SET PROBLEM>
Collect all lines from the listing that include the string "отцепов".

Collected data>
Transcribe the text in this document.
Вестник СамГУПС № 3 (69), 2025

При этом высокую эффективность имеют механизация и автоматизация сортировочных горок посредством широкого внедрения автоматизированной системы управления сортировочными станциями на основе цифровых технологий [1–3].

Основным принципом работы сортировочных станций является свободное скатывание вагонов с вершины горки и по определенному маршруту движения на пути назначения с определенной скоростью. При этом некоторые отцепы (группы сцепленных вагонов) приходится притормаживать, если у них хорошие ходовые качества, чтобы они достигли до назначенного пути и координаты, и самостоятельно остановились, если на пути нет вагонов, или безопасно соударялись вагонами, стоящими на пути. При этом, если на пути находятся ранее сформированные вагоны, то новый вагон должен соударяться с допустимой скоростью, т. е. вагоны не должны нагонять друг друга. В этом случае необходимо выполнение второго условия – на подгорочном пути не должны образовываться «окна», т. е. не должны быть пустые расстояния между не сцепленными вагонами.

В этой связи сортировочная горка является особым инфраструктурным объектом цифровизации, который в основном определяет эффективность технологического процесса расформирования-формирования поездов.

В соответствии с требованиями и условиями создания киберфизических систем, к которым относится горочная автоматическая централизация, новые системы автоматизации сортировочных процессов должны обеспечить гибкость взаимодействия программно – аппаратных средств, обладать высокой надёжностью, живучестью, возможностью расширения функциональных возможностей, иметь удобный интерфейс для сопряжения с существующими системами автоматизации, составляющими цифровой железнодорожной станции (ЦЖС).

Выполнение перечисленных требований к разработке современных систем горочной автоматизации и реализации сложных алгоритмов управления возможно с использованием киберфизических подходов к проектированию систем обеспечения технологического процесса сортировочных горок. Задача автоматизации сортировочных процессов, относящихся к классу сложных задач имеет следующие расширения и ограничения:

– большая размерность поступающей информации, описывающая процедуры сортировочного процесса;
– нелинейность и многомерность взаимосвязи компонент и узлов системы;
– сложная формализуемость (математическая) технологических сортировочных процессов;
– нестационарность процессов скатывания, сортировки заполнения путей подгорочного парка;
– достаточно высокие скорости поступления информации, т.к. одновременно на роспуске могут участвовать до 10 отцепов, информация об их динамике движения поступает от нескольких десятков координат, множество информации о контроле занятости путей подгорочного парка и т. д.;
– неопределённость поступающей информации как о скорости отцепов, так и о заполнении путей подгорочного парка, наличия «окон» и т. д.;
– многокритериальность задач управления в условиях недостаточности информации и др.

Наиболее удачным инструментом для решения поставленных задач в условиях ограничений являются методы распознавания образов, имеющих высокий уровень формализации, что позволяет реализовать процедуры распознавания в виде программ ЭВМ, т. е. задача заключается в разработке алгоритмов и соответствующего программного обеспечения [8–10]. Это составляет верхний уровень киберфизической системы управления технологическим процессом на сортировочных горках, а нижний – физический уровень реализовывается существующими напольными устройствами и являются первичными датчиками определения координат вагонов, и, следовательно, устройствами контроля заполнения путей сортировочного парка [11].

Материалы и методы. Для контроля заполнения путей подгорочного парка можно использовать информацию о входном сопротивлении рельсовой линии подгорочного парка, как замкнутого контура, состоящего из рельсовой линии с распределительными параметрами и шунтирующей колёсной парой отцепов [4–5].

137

WRITTEN RESPONSE>
– достаточно высокие скорости поступления информации, т.к. одновременно на роспуске могут участвовать до 10 отцепов, информация об их динамике движения поступает от нескольких десятков координат, множество информации о контроле занятости путей подгорочного парка и т. д.;
– неопределённость поступающей информации как о скорости отцепов, так и о заполнении путей подгорочного парка, наличия «окон» и т. д.;
Материалы и методы. Для контроля заполнения путей подгорочного парка можно использовать информацию о входном сопротивлении рельсовой линии подгорочного парка, как замкнутого контура, состоящего из рельсовой линии с распределительными параметрами и шунтирующей колёсной парой отцепов [4–5].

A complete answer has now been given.